▶ _AIM OF THE TASK_: Each line of the material must be returned exactly.

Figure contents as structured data

^^^^

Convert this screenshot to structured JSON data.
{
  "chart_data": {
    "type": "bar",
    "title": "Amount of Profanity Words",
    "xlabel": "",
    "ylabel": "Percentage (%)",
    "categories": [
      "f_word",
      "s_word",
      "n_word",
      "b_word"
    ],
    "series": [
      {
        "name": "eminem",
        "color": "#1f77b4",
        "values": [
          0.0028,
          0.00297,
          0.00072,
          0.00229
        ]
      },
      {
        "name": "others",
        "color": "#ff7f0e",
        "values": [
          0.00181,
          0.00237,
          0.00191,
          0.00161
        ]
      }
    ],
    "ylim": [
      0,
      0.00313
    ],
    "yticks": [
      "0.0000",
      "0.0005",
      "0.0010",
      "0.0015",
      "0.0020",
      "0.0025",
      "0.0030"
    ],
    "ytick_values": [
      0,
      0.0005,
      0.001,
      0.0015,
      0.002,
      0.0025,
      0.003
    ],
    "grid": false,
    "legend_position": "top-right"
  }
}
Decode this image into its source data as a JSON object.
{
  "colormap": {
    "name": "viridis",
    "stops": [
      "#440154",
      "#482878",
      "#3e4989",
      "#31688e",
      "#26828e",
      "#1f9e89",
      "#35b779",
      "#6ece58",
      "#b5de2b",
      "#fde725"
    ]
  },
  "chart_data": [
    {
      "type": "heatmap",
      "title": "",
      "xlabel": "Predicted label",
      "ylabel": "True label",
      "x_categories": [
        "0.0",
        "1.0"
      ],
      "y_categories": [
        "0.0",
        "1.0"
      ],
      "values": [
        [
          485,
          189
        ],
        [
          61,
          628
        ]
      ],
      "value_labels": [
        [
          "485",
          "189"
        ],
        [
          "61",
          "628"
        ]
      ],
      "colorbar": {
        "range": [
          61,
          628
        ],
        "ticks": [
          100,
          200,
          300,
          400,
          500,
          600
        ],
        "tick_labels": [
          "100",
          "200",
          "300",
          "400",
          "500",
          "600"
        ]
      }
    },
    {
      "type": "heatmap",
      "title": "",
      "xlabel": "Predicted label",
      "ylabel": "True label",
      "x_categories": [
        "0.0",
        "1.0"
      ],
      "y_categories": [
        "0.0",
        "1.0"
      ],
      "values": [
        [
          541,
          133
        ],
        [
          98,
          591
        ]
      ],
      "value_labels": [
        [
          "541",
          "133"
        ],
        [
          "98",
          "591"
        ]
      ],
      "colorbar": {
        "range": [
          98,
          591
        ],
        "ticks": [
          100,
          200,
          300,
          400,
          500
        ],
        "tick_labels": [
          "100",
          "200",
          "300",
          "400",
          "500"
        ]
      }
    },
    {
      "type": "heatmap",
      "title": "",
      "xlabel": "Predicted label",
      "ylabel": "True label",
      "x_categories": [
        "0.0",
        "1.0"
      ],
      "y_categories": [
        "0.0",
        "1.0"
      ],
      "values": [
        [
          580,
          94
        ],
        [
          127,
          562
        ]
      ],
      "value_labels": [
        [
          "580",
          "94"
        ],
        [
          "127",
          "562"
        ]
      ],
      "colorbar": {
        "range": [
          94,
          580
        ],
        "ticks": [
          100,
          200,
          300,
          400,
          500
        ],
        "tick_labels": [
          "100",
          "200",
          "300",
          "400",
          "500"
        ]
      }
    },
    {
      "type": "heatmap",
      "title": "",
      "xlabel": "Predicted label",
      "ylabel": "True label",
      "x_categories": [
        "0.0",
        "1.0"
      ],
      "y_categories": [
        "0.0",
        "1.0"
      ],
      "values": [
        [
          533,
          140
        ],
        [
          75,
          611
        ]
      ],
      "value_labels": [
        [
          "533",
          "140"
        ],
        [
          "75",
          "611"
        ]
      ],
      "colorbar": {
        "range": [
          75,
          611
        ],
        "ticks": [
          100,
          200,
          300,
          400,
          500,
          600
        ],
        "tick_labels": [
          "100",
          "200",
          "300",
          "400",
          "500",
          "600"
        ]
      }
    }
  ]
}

^^^^

▶ _SOLUTION TO THE EXERCISE_:
Convert this screenshot to structured JSON data.
{
  "chart_data": {
    "type": "bar",
    "title": "Amount of Profanity Words",
    "xlabel": "",
    "ylabel": "Percentage (%)",
    "categories": [
      "f_word",
      "s_word",
      "n_word",
      "b_word"
    ],
    "series": [
      {
        "name": "eminem",
        "color": "#1f77b4",
        "values": [
          0.0028,
          0.00297,
          0.00072,
          0.00229
        ]
      },
      {
        "name": "others",
        "color": "#ff7f0e",
        "values": [
          0.00181,
          0.00237,
          0.00191,
          0.00161
        ]
      }
    ],
    "ylim": [
      0,
      0.00313
    ],
    "yticks": [
      "0.0000",
      "0.0005",
      "0.0010",
      "0.0015",
      "0.0020",
      "0.0025",
      "0.0030"
    ],
    "ytick_values": [
      0,
      0.0005,
      0.001,
      0.0015,
      0.002,
      0.0025,
      0.003
    ],
    "grid": false,
    "legend_position": "top-right"
  }
}
Decode this image into its source data as a JSON object.
{
  "colormap": {
    "name": "viridis",
    "stops": [
      "#440154",
      "#482878",
      "#3e4989",
      "#31688e",
      "#26828e",
      "#1f9e89",
      "#35b779",
      "#6ece58",
      "#b5de2b",
      "#fde725"
    ]
  },
  "chart_data": [
    {
      "type": "heatmap",
      "title": "",
      "xlabel": "Predicted label",
      "ylabel": "True label",
      "x_categories": [
        "0.0",
        "1.0"
      ],
      "y_categories": [
        "0.0",
        "1.0"
      ],
      "values": [
        [
          485,
          189
        ],
        [
          61,
          628
        ]
      ],
      "value_labels": [
        [
          "485",
          "189"
        ],
        [
          "61",
          "628"
        ]
      ],
      "colorbar": {
        "range": [
          61,
          628
        ],
        "ticks": [
          100,
          200,
          300,
          400,
          500,
          600
        ],
        "tick_labels": [
          "100",
          "200",
          "300",
          "400",
          "500",
          "600"
        ]
      }
    },
    {
      "type": "heatmap",
      "title": "",
      "xlabel": "Predicted label",
      "ylabel": "True label",
      "x_categories": [
        "0.0",
        "1.0"
      ],
      "y_categories": [
        "0.0",
        "1.0"
      ],
      "values": [
        [
          541,
          133
        ],
        [
          98,
          591
        ]
      ],
      "value_labels": [
        [
          "541",
          "133"
        ],
        [
          "98",
          "591"
        ]
      ],
      "colorbar": {
        "range": [
          98,
          591
        ],
        "ticks": [
          100,
          200,
          300,
          400,
          500
        ],
        "tick_labels": [
          "100",
          "200",
          "300",
          "400",
          "500"
        ]
      }
    },
    {
      "type": "heatmap",
      "title": "",
      "xlabel": "Predicted label",
      "ylabel": "True label",
      "x_categories": [
        "0.0",
        "1.0"
      ],
      "y_categories": [
        "0.0",
        "1.0"
      ],
      "values": [
        [
          580,
          94
        ],
        [
          127,
          562
        ]
      ],
      "value_labels": [
        [
          "580",
          "94"
        ],
        [
          "127",
          "562"
        ]
      ],
      "colorbar": {
        "range": [
          94,
          580
        ],
        "ticks": [
          100,
          200,
          300,
          400,
          500
        ],
        "tick_labels": [
          "100",
          "200",
          "300",
          "400",
          "500"
        ]
      }
    },
    {
      "type": "heatmap",
      "title": "",
      "xlabel": "Predicted label",
      "ylabel": "True label",
      "x_categories": [
        "0.0",
        "1.0"
      ],
      "y_categories": [
        "0.0",
        "1.0"
      ],
      "values": [
        [
          533,
          140
        ],
        [
          75,
          611
        ]
      ],
      "value_labels": [
        [
          "533",
          "140"
        ],
        [
          "75",
          "611"
        ]
      ],
      "colorbar": {
        "range": [
          75,
          611
        ],
        "ticks": [
          100,
          200,
          300,
          400,
          500,
          600
        ],
        "tick_labels": [
          "100",
          "200",
          "300",
          "400",
          "500",
          "600"
        ]
      }
    }
  ]
}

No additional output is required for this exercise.